* _AIM_: Determine the count of lines holding the string "ребенка". Return only the number.

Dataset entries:
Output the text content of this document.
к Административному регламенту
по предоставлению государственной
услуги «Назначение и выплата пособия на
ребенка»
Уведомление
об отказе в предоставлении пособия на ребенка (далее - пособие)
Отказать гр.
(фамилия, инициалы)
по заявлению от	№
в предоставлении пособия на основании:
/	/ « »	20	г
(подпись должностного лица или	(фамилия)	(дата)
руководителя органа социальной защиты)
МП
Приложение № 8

* _SOLUTION TO THIS TASK_: 2